---- Records for this task

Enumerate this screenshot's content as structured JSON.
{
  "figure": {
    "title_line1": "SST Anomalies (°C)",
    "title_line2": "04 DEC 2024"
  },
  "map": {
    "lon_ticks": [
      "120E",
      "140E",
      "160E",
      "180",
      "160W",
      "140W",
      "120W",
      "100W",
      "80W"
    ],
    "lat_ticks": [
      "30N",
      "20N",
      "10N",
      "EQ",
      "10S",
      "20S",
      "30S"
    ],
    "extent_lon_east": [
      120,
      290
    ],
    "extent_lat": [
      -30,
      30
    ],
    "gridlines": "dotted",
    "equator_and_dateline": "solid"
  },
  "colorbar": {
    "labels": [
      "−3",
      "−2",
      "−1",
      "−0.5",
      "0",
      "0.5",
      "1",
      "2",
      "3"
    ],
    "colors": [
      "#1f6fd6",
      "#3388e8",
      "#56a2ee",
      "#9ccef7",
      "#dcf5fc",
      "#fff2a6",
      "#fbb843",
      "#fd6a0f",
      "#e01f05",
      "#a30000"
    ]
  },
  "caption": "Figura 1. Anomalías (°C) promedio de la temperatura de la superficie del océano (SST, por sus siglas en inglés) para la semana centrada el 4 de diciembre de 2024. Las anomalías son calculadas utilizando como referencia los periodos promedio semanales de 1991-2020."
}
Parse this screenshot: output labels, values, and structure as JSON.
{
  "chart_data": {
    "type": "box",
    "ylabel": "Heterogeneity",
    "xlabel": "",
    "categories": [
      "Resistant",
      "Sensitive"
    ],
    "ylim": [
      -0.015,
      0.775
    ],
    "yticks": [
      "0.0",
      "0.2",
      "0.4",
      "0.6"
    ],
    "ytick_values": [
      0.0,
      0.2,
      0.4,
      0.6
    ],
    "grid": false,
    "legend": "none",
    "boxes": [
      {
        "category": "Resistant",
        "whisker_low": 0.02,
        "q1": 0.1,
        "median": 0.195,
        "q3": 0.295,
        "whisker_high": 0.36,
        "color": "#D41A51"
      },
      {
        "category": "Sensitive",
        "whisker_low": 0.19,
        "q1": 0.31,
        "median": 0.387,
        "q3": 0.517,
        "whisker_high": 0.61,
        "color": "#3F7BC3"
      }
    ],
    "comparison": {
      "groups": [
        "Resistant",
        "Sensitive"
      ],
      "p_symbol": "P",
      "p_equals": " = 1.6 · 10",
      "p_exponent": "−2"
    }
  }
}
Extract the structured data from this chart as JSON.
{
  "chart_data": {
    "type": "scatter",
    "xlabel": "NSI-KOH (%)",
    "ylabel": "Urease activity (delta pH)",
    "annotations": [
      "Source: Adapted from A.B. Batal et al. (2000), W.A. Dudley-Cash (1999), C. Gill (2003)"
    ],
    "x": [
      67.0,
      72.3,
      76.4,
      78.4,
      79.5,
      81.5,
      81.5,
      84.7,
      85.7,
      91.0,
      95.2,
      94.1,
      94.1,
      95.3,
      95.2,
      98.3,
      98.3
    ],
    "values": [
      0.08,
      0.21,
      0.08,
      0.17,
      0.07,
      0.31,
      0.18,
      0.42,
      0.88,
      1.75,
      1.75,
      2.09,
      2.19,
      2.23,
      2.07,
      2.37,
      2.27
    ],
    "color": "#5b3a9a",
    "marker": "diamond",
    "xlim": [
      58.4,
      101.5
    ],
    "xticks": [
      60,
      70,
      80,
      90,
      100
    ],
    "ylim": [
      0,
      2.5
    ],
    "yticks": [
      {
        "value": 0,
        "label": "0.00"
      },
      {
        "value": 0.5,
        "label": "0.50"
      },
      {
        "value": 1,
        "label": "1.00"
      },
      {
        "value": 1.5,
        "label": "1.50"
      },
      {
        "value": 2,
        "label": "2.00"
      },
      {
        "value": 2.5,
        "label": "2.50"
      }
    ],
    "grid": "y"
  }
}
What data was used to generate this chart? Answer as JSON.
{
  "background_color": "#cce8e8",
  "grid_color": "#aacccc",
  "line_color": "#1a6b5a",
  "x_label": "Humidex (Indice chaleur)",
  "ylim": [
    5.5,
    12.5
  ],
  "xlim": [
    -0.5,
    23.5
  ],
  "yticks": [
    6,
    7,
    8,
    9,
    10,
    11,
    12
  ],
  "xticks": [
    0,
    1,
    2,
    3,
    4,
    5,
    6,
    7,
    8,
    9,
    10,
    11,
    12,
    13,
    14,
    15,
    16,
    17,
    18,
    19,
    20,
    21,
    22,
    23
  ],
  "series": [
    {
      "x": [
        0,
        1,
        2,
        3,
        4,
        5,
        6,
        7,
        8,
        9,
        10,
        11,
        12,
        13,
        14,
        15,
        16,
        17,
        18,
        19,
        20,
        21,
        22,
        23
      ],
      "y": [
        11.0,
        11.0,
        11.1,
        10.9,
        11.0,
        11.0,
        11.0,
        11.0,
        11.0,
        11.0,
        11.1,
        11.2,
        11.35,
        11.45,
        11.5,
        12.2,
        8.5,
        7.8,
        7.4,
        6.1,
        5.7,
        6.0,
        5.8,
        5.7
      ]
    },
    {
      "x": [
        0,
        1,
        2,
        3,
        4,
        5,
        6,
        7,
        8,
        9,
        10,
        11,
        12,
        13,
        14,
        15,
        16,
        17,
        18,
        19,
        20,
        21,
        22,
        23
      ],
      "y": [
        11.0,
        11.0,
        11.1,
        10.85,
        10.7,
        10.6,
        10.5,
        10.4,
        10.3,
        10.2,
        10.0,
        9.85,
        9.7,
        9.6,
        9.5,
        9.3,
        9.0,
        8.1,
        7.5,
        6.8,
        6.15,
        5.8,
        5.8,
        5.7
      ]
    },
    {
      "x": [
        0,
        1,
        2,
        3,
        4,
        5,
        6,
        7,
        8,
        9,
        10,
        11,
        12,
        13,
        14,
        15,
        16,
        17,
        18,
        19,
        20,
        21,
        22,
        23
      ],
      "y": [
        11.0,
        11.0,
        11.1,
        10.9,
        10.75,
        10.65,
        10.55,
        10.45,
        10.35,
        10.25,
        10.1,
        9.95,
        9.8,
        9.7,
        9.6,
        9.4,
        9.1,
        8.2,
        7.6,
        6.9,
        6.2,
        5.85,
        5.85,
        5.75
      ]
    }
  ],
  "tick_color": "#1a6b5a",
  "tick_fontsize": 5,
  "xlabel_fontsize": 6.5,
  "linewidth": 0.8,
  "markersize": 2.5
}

--------

> [Instructions for the task]: Extract from the material all lines containing the string "structured".

> [Reply]:
Enumerate this screenshot's content as structured JSON.
Extract the structured data from this chart as JSON.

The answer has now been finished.